# [Set exercise]
Search the records below for the word "South". Pull out each line that has it.

═════ Listing ═════

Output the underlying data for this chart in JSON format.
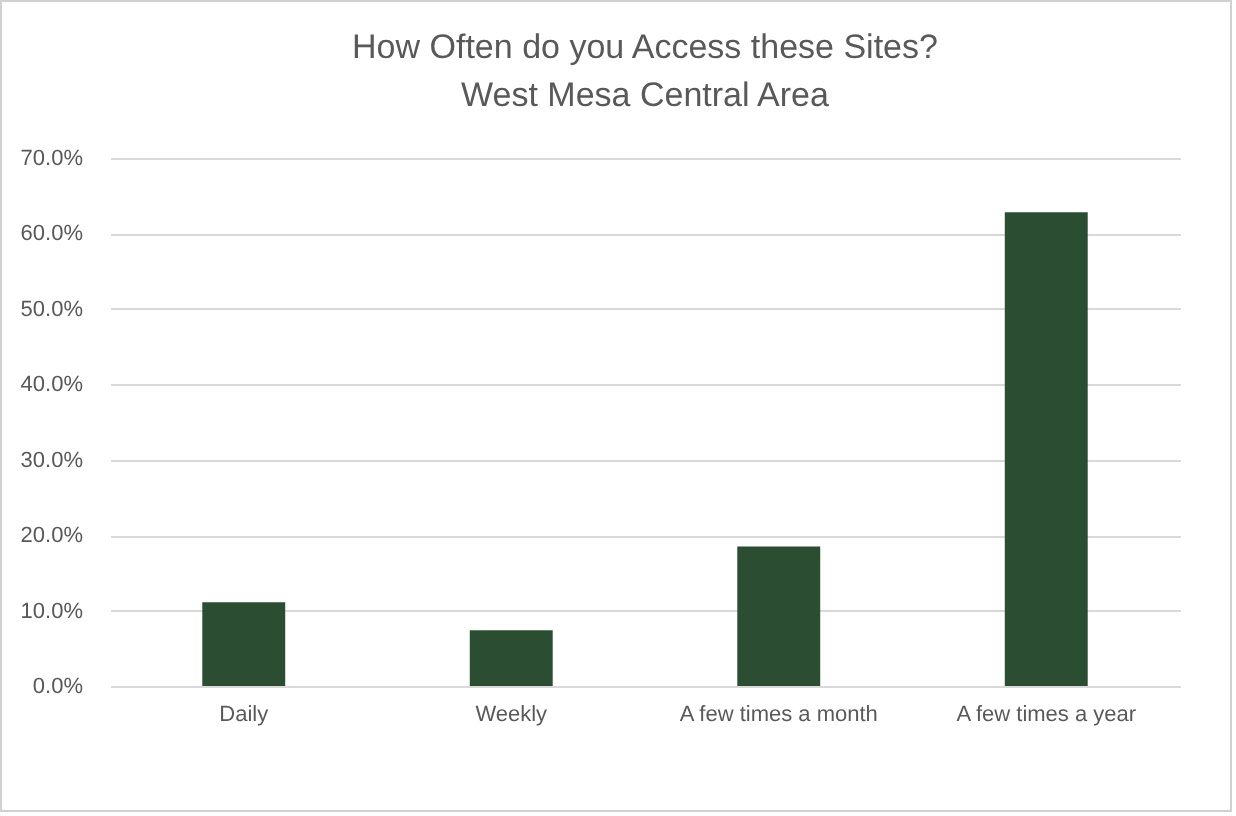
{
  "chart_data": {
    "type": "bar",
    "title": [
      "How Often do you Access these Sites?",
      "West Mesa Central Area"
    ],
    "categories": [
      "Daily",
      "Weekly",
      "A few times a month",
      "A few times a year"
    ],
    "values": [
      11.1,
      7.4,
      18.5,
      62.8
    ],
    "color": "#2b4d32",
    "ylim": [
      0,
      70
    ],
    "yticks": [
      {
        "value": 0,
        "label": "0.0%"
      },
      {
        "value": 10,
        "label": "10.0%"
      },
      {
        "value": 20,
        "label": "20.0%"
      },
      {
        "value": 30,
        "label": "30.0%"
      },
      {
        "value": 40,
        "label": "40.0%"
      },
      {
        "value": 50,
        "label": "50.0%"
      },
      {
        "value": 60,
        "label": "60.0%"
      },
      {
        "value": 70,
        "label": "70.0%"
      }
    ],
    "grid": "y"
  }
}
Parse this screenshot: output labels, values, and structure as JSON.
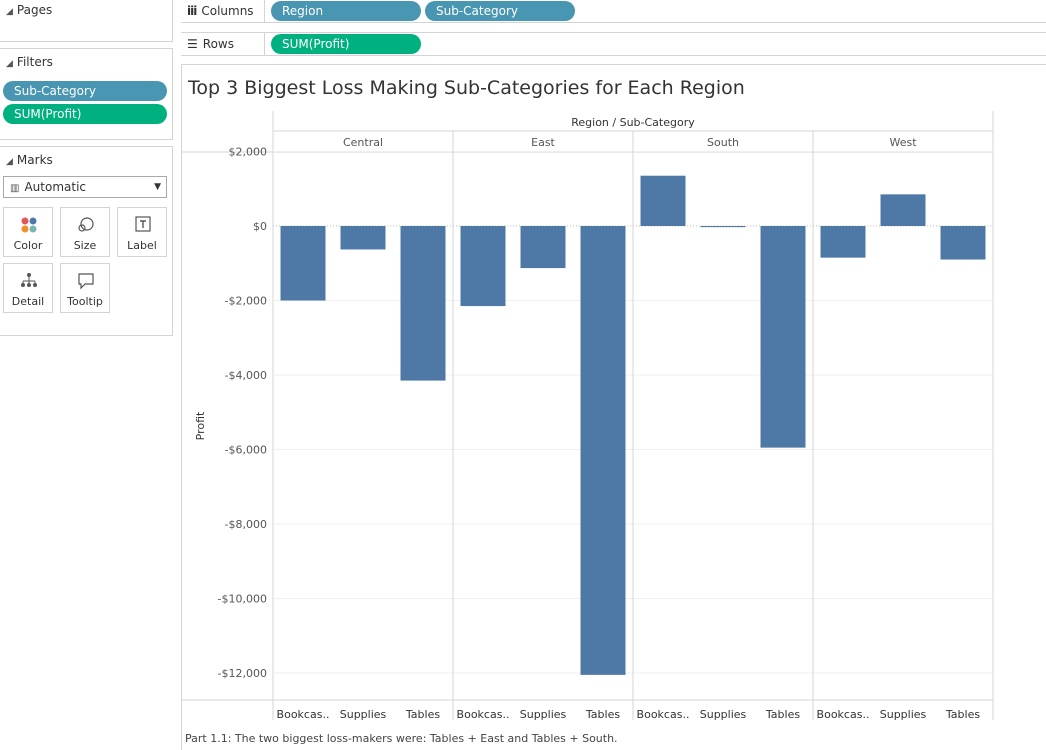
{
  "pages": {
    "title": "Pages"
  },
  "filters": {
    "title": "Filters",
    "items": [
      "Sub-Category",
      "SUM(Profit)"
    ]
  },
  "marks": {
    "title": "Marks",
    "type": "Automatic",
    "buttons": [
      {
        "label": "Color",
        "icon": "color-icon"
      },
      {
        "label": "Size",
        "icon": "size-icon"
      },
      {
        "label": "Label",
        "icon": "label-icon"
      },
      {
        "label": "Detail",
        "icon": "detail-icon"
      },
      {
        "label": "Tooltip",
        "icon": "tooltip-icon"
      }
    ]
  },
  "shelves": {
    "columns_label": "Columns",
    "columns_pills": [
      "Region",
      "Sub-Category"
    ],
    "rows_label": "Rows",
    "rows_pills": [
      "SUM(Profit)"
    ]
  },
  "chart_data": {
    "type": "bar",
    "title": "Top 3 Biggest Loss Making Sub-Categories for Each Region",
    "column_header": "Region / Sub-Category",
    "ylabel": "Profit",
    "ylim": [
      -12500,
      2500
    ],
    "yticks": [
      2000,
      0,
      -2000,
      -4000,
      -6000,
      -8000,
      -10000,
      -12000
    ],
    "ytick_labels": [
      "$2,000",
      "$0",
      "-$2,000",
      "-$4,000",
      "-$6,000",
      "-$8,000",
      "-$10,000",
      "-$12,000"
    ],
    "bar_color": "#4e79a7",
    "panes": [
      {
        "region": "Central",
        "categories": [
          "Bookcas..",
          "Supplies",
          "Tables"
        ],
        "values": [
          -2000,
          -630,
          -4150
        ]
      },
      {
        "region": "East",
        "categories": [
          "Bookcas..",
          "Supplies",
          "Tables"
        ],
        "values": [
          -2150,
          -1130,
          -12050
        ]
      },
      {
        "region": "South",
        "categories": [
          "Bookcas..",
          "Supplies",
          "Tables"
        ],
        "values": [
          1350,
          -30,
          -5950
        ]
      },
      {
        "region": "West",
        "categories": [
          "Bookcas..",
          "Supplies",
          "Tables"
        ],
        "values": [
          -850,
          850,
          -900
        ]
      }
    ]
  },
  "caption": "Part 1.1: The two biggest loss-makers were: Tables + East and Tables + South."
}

═════
═════ Listing ═════

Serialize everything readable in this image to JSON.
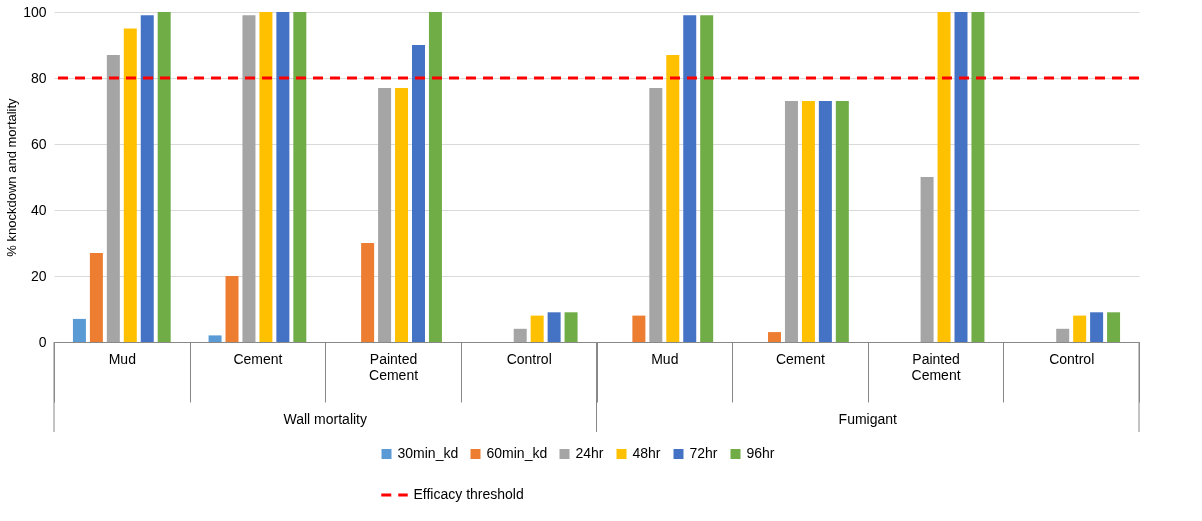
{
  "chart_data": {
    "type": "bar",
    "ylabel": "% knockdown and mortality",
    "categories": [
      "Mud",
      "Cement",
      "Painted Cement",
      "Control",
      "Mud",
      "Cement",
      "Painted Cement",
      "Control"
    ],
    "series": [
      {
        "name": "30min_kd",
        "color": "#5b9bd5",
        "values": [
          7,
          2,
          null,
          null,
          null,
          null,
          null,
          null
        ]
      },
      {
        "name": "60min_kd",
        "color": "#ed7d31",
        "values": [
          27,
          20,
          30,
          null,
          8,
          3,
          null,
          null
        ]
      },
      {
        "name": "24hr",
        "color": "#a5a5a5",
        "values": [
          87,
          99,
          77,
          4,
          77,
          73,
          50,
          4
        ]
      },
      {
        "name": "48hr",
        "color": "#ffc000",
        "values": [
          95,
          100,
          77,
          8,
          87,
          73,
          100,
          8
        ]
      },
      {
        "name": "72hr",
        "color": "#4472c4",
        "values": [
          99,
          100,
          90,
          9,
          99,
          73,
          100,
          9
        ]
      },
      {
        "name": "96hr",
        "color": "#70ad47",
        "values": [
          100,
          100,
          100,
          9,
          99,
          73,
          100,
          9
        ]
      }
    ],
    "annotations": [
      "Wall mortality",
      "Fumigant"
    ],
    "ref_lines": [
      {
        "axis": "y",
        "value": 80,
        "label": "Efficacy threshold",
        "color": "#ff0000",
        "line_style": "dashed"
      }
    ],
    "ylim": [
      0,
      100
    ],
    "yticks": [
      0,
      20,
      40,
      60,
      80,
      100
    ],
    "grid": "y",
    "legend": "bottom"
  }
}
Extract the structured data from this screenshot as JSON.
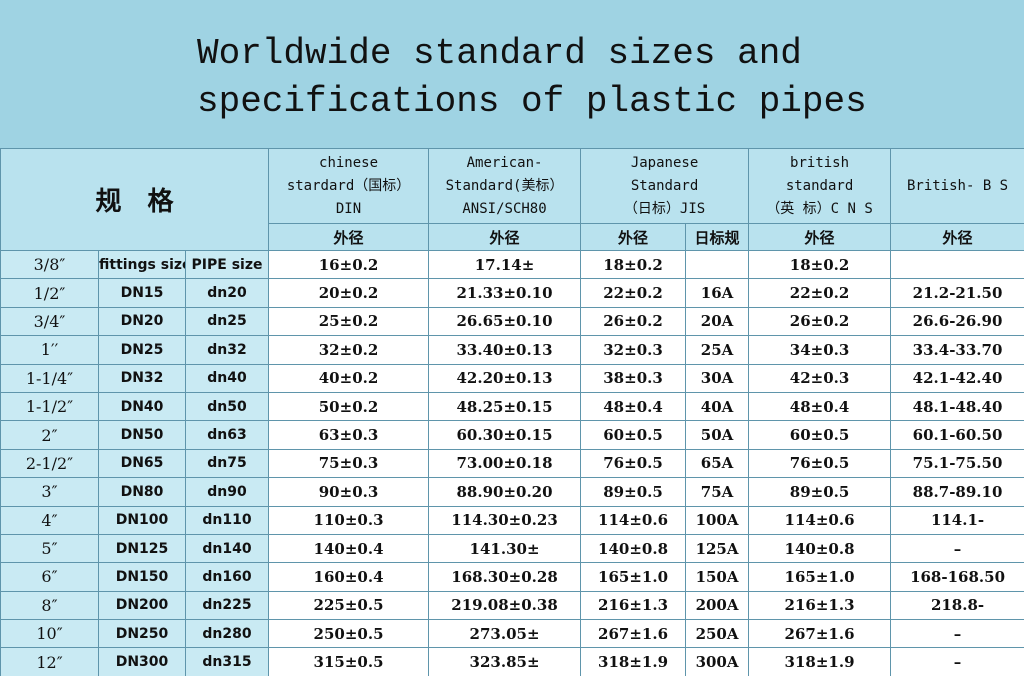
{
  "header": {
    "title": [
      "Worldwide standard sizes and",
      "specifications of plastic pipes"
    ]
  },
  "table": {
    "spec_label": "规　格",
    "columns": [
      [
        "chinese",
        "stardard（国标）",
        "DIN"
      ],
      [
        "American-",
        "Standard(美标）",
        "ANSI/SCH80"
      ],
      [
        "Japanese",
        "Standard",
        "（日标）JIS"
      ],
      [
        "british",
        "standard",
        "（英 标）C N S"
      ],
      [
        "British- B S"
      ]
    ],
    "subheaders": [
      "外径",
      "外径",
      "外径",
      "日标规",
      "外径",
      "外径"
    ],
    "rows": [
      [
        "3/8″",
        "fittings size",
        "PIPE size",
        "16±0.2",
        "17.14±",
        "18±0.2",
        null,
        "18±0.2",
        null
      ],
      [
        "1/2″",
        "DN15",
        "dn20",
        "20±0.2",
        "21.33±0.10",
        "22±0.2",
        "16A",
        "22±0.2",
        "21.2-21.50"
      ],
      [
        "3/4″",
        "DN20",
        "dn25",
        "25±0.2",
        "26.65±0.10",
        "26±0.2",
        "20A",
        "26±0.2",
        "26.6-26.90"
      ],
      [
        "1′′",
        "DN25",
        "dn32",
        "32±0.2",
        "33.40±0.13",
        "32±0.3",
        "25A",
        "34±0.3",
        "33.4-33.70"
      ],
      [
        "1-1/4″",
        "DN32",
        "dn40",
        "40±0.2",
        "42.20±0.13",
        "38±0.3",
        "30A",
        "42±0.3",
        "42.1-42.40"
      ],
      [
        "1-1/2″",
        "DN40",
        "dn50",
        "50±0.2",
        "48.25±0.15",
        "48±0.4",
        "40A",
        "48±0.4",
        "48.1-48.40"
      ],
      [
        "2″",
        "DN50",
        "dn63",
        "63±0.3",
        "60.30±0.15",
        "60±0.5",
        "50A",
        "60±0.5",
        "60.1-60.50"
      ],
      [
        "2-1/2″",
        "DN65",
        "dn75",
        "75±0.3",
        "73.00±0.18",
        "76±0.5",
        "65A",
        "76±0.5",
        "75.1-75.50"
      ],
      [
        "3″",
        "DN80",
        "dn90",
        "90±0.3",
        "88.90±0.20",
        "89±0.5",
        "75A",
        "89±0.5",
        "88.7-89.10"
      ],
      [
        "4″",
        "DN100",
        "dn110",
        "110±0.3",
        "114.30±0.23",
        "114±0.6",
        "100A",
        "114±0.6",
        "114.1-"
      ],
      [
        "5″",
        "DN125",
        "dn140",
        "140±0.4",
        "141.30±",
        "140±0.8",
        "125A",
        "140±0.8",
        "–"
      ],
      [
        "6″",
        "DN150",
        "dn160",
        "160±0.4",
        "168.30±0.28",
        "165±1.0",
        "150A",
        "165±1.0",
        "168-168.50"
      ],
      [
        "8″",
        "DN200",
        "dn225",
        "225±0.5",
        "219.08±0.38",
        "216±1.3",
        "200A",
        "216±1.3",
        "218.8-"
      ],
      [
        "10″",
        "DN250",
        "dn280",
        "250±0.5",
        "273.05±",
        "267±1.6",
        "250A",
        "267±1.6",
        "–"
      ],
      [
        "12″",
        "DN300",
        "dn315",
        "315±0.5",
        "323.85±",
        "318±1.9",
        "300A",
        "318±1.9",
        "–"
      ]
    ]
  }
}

═════
═════ Listing ═════

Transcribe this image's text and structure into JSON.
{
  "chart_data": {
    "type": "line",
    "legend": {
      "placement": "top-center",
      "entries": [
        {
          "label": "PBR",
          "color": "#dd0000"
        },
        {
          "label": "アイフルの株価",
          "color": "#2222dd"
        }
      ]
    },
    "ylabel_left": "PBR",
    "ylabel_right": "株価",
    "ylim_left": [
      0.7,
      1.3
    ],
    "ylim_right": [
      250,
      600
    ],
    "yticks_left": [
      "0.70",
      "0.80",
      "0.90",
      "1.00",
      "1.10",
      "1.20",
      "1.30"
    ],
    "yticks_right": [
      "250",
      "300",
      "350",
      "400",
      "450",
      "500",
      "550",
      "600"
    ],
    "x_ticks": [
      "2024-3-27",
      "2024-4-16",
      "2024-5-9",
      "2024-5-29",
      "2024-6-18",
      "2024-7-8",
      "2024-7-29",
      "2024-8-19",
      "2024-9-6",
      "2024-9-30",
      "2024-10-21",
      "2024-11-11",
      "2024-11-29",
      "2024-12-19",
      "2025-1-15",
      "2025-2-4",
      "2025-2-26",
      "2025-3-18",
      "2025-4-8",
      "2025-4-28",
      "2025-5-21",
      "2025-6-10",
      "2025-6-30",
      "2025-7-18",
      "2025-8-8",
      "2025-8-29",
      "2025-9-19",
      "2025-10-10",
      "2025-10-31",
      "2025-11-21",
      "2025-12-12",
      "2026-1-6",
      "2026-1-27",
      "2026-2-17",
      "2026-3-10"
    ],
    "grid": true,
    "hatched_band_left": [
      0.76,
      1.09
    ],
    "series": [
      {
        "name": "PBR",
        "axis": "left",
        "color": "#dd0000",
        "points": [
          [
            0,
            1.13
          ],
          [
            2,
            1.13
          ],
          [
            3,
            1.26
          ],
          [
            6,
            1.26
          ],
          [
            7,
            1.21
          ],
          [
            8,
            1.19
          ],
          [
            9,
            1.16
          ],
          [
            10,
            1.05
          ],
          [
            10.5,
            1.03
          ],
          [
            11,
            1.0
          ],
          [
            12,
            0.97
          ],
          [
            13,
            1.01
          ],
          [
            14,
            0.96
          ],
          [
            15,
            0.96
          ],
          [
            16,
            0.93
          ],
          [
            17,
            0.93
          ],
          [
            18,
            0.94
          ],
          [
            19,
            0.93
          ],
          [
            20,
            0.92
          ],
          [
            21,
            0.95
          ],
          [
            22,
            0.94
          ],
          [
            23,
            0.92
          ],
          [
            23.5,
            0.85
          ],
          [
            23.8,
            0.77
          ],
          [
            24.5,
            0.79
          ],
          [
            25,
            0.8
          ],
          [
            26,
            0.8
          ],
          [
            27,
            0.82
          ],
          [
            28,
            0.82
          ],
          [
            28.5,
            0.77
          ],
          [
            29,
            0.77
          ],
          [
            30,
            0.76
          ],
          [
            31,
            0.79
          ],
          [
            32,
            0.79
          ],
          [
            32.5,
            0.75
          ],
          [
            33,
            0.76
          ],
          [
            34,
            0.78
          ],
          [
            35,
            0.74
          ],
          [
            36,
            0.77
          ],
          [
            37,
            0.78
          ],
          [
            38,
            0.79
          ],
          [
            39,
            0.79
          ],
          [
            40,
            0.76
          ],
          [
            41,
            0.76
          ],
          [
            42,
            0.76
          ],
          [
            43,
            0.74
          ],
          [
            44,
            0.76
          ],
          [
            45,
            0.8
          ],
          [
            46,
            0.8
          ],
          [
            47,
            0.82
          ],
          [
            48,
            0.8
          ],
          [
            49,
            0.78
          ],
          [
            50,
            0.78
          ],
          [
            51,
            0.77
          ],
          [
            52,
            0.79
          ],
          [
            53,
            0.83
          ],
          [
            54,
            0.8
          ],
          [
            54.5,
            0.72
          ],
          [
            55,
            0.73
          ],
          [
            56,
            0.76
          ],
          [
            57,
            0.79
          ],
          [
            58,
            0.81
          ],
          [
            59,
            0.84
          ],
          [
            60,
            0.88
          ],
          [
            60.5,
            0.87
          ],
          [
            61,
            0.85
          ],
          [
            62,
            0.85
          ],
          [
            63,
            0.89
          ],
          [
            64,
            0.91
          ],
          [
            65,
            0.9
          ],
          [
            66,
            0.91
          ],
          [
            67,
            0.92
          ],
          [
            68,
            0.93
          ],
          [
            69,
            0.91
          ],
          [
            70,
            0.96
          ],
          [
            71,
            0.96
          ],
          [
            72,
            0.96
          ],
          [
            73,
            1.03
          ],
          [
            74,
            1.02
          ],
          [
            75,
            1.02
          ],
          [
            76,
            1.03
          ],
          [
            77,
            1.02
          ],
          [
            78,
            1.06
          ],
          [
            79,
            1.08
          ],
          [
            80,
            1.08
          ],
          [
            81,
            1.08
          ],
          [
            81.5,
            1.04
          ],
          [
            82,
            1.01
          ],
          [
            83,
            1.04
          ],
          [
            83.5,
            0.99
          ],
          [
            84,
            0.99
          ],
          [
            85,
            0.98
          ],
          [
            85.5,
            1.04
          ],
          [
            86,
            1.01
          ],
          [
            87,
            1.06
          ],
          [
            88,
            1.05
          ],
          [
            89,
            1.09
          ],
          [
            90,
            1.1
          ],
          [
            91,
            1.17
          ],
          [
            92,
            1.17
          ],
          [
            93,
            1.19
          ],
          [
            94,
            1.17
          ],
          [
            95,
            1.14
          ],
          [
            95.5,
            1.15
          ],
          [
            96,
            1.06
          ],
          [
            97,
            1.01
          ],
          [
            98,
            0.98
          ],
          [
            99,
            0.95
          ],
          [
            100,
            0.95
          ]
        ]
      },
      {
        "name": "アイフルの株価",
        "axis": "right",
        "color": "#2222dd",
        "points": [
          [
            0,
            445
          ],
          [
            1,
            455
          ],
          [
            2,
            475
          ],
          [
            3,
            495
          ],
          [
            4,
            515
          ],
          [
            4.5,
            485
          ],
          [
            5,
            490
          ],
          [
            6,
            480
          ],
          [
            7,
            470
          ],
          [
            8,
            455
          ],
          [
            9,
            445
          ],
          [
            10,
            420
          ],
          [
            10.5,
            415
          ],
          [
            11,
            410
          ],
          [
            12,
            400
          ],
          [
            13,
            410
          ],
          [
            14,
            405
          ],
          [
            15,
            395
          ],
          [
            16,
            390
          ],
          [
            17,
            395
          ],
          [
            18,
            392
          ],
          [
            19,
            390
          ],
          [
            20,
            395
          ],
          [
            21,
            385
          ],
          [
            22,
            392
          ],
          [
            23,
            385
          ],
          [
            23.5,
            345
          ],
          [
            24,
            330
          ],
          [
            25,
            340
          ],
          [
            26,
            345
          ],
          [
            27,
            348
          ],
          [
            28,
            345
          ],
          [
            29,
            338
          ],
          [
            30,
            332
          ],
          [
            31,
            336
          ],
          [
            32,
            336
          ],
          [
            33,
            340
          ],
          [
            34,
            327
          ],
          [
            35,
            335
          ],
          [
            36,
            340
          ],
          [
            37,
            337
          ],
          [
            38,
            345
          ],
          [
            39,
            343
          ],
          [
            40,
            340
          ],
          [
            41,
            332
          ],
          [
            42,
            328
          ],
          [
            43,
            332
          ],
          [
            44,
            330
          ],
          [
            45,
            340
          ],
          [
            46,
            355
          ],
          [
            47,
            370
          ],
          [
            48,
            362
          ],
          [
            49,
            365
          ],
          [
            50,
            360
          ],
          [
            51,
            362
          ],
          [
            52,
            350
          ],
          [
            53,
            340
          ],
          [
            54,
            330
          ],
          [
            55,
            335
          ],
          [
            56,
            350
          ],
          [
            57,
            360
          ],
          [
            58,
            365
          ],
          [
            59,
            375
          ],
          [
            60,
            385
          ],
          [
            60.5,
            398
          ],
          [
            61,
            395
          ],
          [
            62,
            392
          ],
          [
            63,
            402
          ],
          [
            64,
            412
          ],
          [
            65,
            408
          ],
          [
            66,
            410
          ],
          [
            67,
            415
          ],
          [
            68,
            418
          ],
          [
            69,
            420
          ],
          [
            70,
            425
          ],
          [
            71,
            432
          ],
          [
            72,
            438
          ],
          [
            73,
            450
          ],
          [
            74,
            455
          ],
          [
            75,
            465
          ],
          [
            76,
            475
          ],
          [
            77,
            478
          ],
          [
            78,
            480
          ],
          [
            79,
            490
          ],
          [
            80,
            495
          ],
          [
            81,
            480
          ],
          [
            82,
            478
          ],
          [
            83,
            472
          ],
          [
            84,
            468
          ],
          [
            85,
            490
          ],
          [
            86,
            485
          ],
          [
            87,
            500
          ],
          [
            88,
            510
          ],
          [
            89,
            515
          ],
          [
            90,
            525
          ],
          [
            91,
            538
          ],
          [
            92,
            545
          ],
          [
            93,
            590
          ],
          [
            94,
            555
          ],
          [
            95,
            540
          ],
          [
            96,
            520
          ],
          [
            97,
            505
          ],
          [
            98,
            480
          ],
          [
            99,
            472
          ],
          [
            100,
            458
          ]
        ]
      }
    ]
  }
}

═════

# [Written reply]
        "region": "South",
  "caption": "Part 1.1: The two biggest loss-makers were: Tables + East and Tables + South."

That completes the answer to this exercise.